» Figure data in JSON:
____
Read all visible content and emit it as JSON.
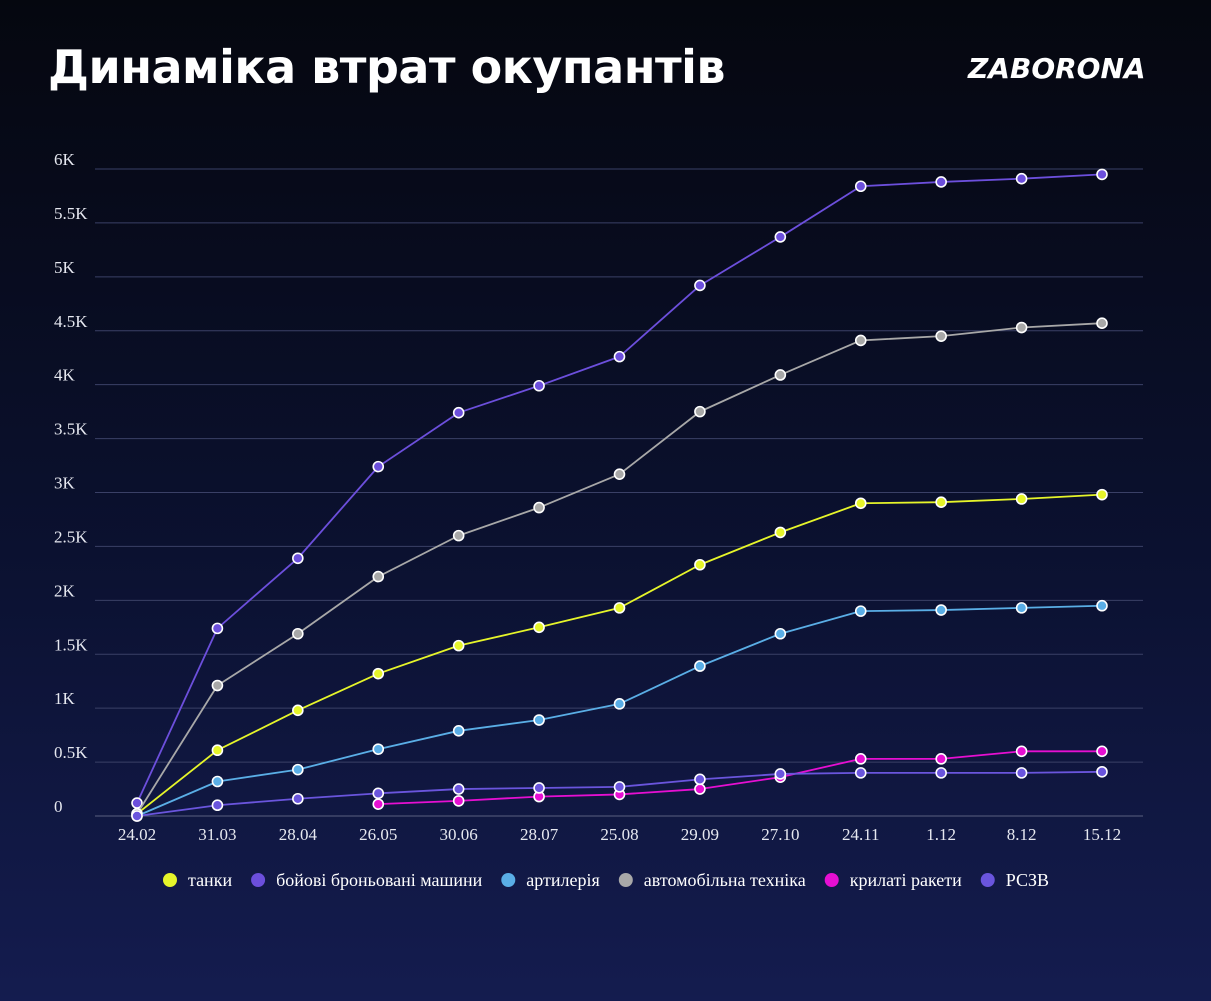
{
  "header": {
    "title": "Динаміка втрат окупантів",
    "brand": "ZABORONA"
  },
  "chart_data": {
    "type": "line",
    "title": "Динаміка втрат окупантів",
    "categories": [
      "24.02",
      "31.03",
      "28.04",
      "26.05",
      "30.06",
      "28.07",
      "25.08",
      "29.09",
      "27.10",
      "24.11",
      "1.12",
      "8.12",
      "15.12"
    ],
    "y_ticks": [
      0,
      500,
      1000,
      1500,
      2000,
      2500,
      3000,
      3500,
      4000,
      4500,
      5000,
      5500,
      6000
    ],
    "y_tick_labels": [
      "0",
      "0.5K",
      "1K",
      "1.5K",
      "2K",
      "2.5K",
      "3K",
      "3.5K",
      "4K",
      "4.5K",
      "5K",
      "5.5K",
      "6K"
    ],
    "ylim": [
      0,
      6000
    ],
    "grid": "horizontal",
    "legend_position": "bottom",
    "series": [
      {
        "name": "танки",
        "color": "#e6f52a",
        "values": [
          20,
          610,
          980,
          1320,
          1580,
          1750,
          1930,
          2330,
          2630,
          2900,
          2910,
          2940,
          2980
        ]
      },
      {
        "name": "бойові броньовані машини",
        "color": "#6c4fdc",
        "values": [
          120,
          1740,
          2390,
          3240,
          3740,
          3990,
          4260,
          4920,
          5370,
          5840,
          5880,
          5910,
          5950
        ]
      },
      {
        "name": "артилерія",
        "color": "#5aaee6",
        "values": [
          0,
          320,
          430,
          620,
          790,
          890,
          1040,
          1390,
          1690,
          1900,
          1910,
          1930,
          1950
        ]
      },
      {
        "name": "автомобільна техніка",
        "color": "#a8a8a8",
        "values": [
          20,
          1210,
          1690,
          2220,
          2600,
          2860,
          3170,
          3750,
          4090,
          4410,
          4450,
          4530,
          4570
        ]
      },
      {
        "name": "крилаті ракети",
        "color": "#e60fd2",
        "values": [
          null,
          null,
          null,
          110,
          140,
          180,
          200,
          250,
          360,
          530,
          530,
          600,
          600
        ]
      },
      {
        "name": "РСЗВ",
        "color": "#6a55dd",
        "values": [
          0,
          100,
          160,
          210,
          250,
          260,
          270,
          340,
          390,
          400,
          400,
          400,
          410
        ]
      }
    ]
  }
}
____
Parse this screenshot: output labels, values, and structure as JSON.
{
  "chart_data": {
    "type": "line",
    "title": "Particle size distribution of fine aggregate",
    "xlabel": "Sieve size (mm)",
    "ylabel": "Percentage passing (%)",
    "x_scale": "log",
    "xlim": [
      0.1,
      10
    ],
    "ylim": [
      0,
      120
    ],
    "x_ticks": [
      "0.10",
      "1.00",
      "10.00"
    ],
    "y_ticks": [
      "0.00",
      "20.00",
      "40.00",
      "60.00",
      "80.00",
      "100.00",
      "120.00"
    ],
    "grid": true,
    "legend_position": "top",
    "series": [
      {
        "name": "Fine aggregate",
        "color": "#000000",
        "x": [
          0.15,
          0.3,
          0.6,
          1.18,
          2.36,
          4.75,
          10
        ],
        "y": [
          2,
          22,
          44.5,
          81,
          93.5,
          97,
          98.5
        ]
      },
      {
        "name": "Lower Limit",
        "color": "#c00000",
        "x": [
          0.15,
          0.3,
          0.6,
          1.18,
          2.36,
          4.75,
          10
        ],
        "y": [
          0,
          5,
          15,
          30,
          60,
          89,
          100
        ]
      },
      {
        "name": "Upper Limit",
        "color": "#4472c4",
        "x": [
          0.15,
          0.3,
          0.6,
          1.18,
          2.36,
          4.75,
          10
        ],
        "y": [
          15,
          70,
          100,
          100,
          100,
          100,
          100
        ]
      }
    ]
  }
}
____
» WHAT YOU WILL DO: Compute how many lines include the string "size", then give that number by itself.

» WRITTEN SOLUTION: 2